Written problem:
Copy all lines below containing "enim".

Extracted data entries:
>> begin
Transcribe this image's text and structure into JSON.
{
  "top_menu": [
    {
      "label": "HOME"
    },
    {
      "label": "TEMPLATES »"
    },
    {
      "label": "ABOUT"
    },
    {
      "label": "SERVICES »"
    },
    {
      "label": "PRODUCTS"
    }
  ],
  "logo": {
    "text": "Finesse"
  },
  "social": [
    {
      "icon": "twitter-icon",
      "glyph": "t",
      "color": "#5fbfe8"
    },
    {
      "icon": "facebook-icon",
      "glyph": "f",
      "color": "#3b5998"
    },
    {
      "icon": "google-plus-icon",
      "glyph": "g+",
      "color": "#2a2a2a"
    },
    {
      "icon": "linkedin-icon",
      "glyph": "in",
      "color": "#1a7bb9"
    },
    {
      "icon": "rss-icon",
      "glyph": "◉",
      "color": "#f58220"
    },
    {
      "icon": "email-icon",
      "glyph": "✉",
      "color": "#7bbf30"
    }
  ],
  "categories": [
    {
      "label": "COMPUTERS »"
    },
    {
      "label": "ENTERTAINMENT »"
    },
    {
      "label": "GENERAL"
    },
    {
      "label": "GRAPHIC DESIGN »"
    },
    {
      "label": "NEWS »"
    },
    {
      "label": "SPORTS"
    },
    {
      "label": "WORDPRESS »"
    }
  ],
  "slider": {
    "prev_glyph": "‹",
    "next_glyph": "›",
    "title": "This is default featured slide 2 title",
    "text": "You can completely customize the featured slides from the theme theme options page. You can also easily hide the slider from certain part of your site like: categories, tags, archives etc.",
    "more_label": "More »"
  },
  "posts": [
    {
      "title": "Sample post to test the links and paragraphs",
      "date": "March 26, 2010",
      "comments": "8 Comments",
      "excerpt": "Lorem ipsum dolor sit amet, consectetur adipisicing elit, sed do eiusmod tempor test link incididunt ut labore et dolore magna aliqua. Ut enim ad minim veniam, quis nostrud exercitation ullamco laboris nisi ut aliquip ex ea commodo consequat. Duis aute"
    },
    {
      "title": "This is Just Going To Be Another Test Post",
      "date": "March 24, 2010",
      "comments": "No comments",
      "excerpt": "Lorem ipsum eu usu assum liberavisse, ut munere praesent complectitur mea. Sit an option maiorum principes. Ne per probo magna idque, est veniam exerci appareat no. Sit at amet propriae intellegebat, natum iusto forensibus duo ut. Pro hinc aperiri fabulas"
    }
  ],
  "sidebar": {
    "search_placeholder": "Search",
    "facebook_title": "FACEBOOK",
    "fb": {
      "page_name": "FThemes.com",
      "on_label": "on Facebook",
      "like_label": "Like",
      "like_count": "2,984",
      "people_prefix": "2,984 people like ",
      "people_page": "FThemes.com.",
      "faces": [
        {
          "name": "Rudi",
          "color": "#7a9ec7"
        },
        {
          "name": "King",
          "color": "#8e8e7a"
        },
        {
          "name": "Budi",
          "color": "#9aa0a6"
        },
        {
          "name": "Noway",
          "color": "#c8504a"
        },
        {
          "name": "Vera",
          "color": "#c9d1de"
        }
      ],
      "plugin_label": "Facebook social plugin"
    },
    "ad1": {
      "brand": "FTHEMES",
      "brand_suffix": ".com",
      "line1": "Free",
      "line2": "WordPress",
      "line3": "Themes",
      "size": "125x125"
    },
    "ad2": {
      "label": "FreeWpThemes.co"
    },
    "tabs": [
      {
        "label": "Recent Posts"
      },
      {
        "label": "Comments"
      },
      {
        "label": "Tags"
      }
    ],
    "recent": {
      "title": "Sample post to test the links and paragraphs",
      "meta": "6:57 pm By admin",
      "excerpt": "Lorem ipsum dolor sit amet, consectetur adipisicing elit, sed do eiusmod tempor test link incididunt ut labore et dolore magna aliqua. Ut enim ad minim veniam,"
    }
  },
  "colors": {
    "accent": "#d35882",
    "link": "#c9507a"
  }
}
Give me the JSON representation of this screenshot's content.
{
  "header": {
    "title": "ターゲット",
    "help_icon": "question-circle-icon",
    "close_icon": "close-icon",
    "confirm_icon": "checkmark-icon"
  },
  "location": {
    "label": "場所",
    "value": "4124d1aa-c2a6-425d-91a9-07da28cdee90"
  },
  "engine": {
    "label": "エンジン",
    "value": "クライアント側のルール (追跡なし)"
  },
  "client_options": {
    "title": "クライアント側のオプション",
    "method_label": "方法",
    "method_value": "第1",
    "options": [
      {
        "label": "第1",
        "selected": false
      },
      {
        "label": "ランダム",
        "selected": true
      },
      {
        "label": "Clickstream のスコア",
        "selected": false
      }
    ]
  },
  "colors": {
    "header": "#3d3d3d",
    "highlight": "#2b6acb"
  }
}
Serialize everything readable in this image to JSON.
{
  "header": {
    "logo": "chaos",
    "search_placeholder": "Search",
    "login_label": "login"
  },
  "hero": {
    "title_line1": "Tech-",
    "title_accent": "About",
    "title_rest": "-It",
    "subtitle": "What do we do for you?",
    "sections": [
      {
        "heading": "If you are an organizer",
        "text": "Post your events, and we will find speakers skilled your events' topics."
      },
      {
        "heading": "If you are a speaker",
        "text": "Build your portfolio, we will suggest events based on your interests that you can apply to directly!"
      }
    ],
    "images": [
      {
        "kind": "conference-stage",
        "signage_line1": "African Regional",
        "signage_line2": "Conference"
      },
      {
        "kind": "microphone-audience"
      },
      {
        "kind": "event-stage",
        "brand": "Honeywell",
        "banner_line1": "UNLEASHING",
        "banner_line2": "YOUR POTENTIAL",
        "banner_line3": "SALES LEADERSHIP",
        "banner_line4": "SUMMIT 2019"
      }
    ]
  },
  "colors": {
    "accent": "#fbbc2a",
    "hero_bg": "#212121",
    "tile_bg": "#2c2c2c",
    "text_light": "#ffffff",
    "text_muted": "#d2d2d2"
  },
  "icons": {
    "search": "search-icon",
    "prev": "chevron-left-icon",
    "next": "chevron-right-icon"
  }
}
>> end
Completed exercise:
      "excerpt": "Lorem ipsum dolor sit amet, consectetur adipisicing elit, sed do eiusmod tempor test link incididunt ut labore et dolore magna aliqua. Ut enim ad minim veniam, quis nostrud exercitation ullamco laboris nisi ut aliquip ex ea commodo consequat. Duis aute"
      "excerpt": "Lorem ipsum dolor sit amet, consectetur adipisicing elit, sed do eiusmod tempor test link incididunt ut labore et dolore magna aliqua. Ut enim ad minim veniam,"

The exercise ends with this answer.